CHALLENGE:
Repeat each record exactly. Any picture gets left out.

[Items from a figure collection]
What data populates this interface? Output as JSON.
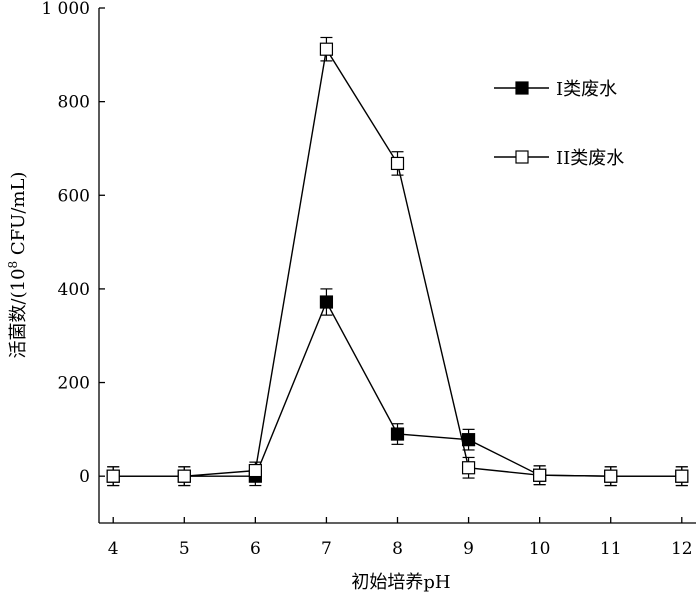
{
  "chart_data": {
    "type": "line",
    "title": "",
    "xlabel": "初始培养pH",
    "ylabel": "活菌数/(10",
    "ylabel_sup": "8",
    "ylabel_tail": " CFU/mL)",
    "x": [
      4,
      5,
      6,
      7,
      8,
      9,
      10,
      11,
      12
    ],
    "xlim": [
      3.8,
      12.2
    ],
    "ylim": [
      -100,
      1000
    ],
    "x_ticks": [
      4,
      5,
      6,
      7,
      8,
      9,
      10,
      11,
      12
    ],
    "y_ticks": [
      0,
      200,
      400,
      600,
      800,
      1000
    ],
    "y_tick_labels": [
      "0",
      "200",
      "400",
      "600",
      "800",
      "1 000"
    ],
    "grid": false,
    "legend_position": "top-right",
    "series": [
      {
        "name": "I类废水",
        "marker": "filled-square",
        "color": "#000000",
        "values": [
          0,
          0,
          0,
          372,
          90,
          78,
          2,
          0,
          0
        ],
        "errors": [
          20,
          20,
          20,
          28,
          22,
          22,
          20,
          20,
          20
        ]
      },
      {
        "name": "II类废水",
        "marker": "open-square",
        "color": "#000000",
        "values": [
          0,
          0,
          12,
          912,
          668,
          18,
          2,
          0,
          0
        ],
        "errors": [
          20,
          20,
          18,
          25,
          25,
          22,
          20,
          20,
          20
        ]
      }
    ]
  }
}
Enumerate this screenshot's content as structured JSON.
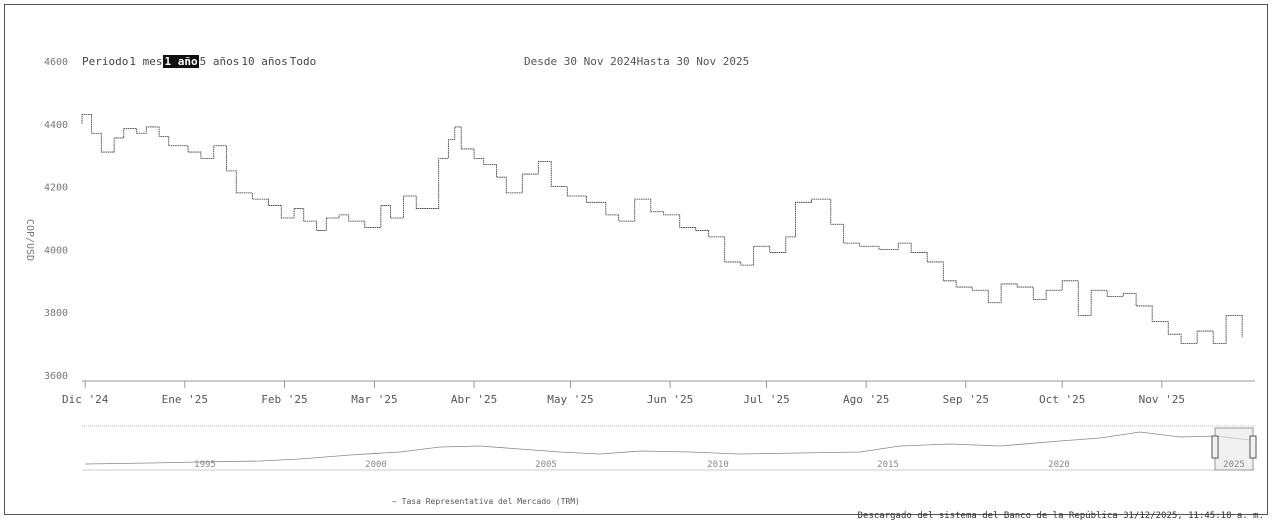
{
  "toolbar": {
    "period_label": "Periodo",
    "buttons": [
      {
        "label": "1 mes",
        "active": false
      },
      {
        "label": "1 año",
        "active": true
      },
      {
        "label": "5 años",
        "active": false
      },
      {
        "label": "10 años",
        "active": false
      },
      {
        "label": "Todo",
        "active": false
      }
    ]
  },
  "range": {
    "from_label": "Desde",
    "from_value": "30 Nov 2024",
    "to_label": "Hasta",
    "to_value": "30 Nov 2025"
  },
  "legend": {
    "label": "Tasa Representativa del Mercado (TRM)"
  },
  "credits": {
    "text": "Descargado del sistema del Banco de la República 31/12/2025, 11:45:18 a. m."
  },
  "colors": {
    "line": "#333333",
    "axis": "#999999",
    "navigator_fill": "#e6e6e6"
  },
  "chart_data": {
    "type": "line",
    "title": "",
    "xlabel": "",
    "ylabel": "COP/USD",
    "ylim": [
      3600,
      4600
    ],
    "yticks": [
      3600,
      3800,
      4000,
      4200,
      4400,
      4600
    ],
    "x_tick_labels": [
      "Dic '24",
      "Ene '25",
      "Feb '25",
      "Mar '25",
      "Abr '25",
      "May '25",
      "Jun '25",
      "Jul '25",
      "Ago '25",
      "Sep '25",
      "Oct '25",
      "Nov '25"
    ],
    "x_range": [
      "2024-11-30",
      "2025-11-30"
    ],
    "grid": false,
    "legend_position": "bottom-left",
    "series": [
      {
        "name": "Tasa Representativa del Mercado (TRM)",
        "x": [
          "2024-11-25",
          "2024-11-28",
          "2024-12-03",
          "2024-12-06",
          "2024-12-10",
          "2024-12-13",
          "2024-12-17",
          "2024-12-20",
          "2024-12-24",
          "2024-12-27",
          "2025-01-02",
          "2025-01-06",
          "2025-01-10",
          "2025-01-14",
          "2025-01-17",
          "2025-01-22",
          "2025-01-27",
          "2025-01-31",
          "2025-02-04",
          "2025-02-07",
          "2025-02-11",
          "2025-02-14",
          "2025-02-18",
          "2025-02-21",
          "2025-02-26",
          "2025-03-03",
          "2025-03-06",
          "2025-03-10",
          "2025-03-14",
          "2025-03-18",
          "2025-03-21",
          "2025-03-24",
          "2025-03-26",
          "2025-03-28",
          "2025-04-01",
          "2025-04-04",
          "2025-04-08",
          "2025-04-11",
          "2025-04-16",
          "2025-04-21",
          "2025-04-25",
          "2025-04-30",
          "2025-05-06",
          "2025-05-12",
          "2025-05-16",
          "2025-05-21",
          "2025-05-26",
          "2025-05-30",
          "2025-06-04",
          "2025-06-09",
          "2025-06-13",
          "2025-06-18",
          "2025-06-23",
          "2025-06-27",
          "2025-07-02",
          "2025-07-07",
          "2025-07-10",
          "2025-07-15",
          "2025-07-21",
          "2025-07-25",
          "2025-07-30",
          "2025-08-05",
          "2025-08-11",
          "2025-08-15",
          "2025-08-20",
          "2025-08-25",
          "2025-08-29",
          "2025-09-03",
          "2025-09-08",
          "2025-09-12",
          "2025-09-17",
          "2025-09-22",
          "2025-09-26",
          "2025-10-01",
          "2025-10-06",
          "2025-10-10",
          "2025-10-15",
          "2025-10-20",
          "2025-10-24",
          "2025-10-29",
          "2025-11-03",
          "2025-11-07",
          "2025-11-12",
          "2025-11-17",
          "2025-11-21",
          "2025-11-26"
        ],
        "values": [
          4400,
          4430,
          4370,
          4310,
          4355,
          4385,
          4370,
          4390,
          4360,
          4330,
          4310,
          4290,
          4330,
          4250,
          4180,
          4160,
          4140,
          4100,
          4130,
          4090,
          4060,
          4100,
          4110,
          4090,
          4070,
          4140,
          4100,
          4170,
          4130,
          4130,
          4290,
          4350,
          4390,
          4320,
          4290,
          4270,
          4230,
          4180,
          4240,
          4280,
          4200,
          4170,
          4150,
          4110,
          4090,
          4160,
          4120,
          4110,
          4070,
          4060,
          4040,
          3960,
          3950,
          4010,
          3990,
          4040,
          4150,
          4160,
          4080,
          4020,
          4010,
          4000,
          4020,
          3990,
          3960,
          3900,
          3880,
          3870,
          3830,
          3890,
          3880,
          3840,
          3870,
          3900,
          3790,
          3870,
          3850,
          3860,
          3820,
          3770,
          3730,
          3700,
          3740,
          3700,
          3790,
          3720
        ]
      }
    ]
  },
  "navigator": {
    "x_tick_labels": [
      "1995",
      "2000",
      "2005",
      "2010",
      "2015",
      "2020",
      "2025"
    ]
  }
}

EXERCISE OUTPUT:
What data populates this interface? Output as JSON.
{
  "chart_data": {
    "type": "line",
    "title": "",
    "xlabel": "初始培养pH",
    "ylabel": "活菌数/(10",
    "ylabel_sup": "8",
    "ylabel_tail": " CFU/mL)",
    "x": [
      4,
      5,
      6,
      7,
      8,
      9,
      10,
      11,
      12
    ],
    "xlim": [
      3.8,
      12.2
    ],
    "ylim": [
      -100,
      1000
    ],
    "x_ticks": [
      4,
      5,
      6,
      7,
      8,
      9,
      10,
      11,
      12
    ],
    "y_ticks": [
      0,
      200,
      400,
      600,
      800,
      1000
    ],
    "y_tick_labels": [
      "0",
      "200",
      "400",
      "600",
      "800",
      "1 000"
    ],
    "grid": false,
    "legend_position": "top-right",
    "series": [
      {
        "name": "I类废水",
        "marker": "filled-square",
        "color": "#000000",
        "values": [
          0,
          0,
          0,
          372,
          90,
          78,
          2,
          0,
          0
        ],
        "errors": [
          20,
          20,
          20,
          28,
          22,
          22,
          20,
          20,
          20
        ]
      },
      {
        "name": "II类废水",
        "marker": "open-square",
        "color": "#000000",
        "values": [
          0,
          0,
          12,
          912,
          668,
          18,
          2,
          0,
          0
        ],
        "errors": [
          20,
          20,
          18,
          25,
          25,
          22,
          20,
          20,
          20
        ]
      }
    ]
  }
}
Enumerate this screenshot's content as structured JSON.
{
  "toolbar": {
    "period_label": "Periodo",
    "buttons": [
      {
        "label": "1 mes",
        "active": false
      },
      {
        "label": "1 año",
        "active": true
      },
      {
        "label": "5 años",
        "active": false
      },
      {
        "label": "10 años",
        "active": false
      },
      {
        "label": "Todo",
        "active": false
      }
    ]
  },
  "range": {
    "from_label": "Desde",
    "from_value": "30 Nov 2024",
    "to_label": "Hasta",
    "to_value": "30 Nov 2025"
  },
  "legend": {
    "label": "Tasa Representativa del Mercado (TRM)"
  },
  "credits": {
    "text": "Descargado del sistema del Banco de la República 31/12/2025, 11:45:18 a. m."
  },
  "colors": {
    "line": "#333333",
    "axis": "#999999",
    "navigator_fill": "#e6e6e6"
  },
  "chart_data": {
    "type": "line",
    "title": "",
    "xlabel": "",
    "ylabel": "COP/USD",
    "ylim": [
      3600,
      4600
    ],
    "yticks": [
      3600,
      3800,
      4000,
      4200,
      4400,
      4600
    ],
    "x_tick_labels": [
      "Dic '24",
      "Ene '25",
      "Feb '25",
      "Mar '25",
      "Abr '25",
      "May '25",
      "Jun '25",
      "Jul '25",
      "Ago '25",
      "Sep '25",
      "Oct '25",
      "Nov '25"
    ],
    "x_range": [
      "2024-11-30",
      "2025-11-30"
    ],
    "grid": false,
    "legend_position": "bottom-left",
    "series": [
      {
        "name": "Tasa Representativa del Mercado (TRM)",
        "x": [
          "2024-11-25",
          "2024-11-28",
          "2024-12-03",
          "2024-12-06",
          "2024-12-10",
          "2024-12-13",
          "2024-12-17",
          "2024-12-20",
          "2024-12-24",
          "2024-12-27",
          "2025-01-02",
          "2025-01-06",
          "2025-01-10",
          "2025-01-14",
          "2025-01-17",
          "2025-01-22",
          "2025-01-27",
          "2025-01-31",
          "2025-02-04",
          "2025-02-07",
          "2025-02-11",
          "2025-02-14",
          "2025-02-18",
          "2025-02-21",
          "2025-02-26",
          "2025-03-03",
          "2025-03-06",
          "2025-03-10",
          "2025-03-14",
          "2025-03-18",
          "2025-03-21",
          "2025-03-24",
          "2025-03-26",
          "2025-03-28",
          "2025-04-01",
          "2025-04-04",
          "2025-04-08",
          "2025-04-11",
          "2025-04-16",
          "2025-04-21",
          "2025-04-25",
          "2025-04-30",
          "2025-05-06",
          "2025-05-12",
          "2025-05-16",
          "2025-05-21",
          "2025-05-26",
          "2025-05-30",
          "2025-06-04",
          "2025-06-09",
          "2025-06-13",
          "2025-06-18",
          "2025-06-23",
          "2025-06-27",
          "2025-07-02",
          "2025-07-07",
          "2025-07-10",
          "2025-07-15",
          "2025-07-21",
          "2025-07-25",
          "2025-07-30",
          "2025-08-05",
          "2025-08-11",
          "2025-08-15",
          "2025-08-20",
          "2025-08-25",
          "2025-08-29",
          "2025-09-03",
          "2025-09-08",
          "2025-09-12",
          "2025-09-17",
          "2025-09-22",
          "2025-09-26",
          "2025-10-01",
          "2025-10-06",
          "2025-10-10",
          "2025-10-15",
          "2025-10-20",
          "2025-10-24",
          "2025-10-29",
          "2025-11-03",
          "2025-11-07",
          "2025-11-12",
          "2025-11-17",
          "2025-11-21",
          "2025-11-26"
        ],
        "values": [
          4400,
          4430,
          4370,
          4310,
          4355,
          4385,
          4370,
          4390,
          4360,
          4330,
          4310,
          4290,
          4330,
          4250,
          4180,
          4160,
          4140,
          4100,
          4130,
          4090,
          4060,
          4100,
          4110,
          4090,
          4070,
          4140,
          4100,
          4170,
          4130,
          4130,
          4290,
          4350,
          4390,
          4320,
          4290,
          4270,
          4230,
          4180,
          4240,
          4280,
          4200,
          4170,
          4150,
          4110,
          4090,
          4160,
          4120,
          4110,
          4070,
          4060,
          4040,
          3960,
          3950,
          4010,
          3990,
          4040,
          4150,
          4160,
          4080,
          4020,
          4010,
          4000,
          4020,
          3990,
          3960,
          3900,
          3880,
          3870,
          3830,
          3890,
          3880,
          3840,
          3870,
          3900,
          3790,
          3870,
          3850,
          3860,
          3820,
          3770,
          3730,
          3700,
          3740,
          3700,
          3790,
          3720
        ]
      }
    ]
  },
  "navigator": {
    "x_tick_labels": [
      "1995",
      "2000",
      "2005",
      "2010",
      "2015",
      "2020",
      "2025"
    ]
  }
}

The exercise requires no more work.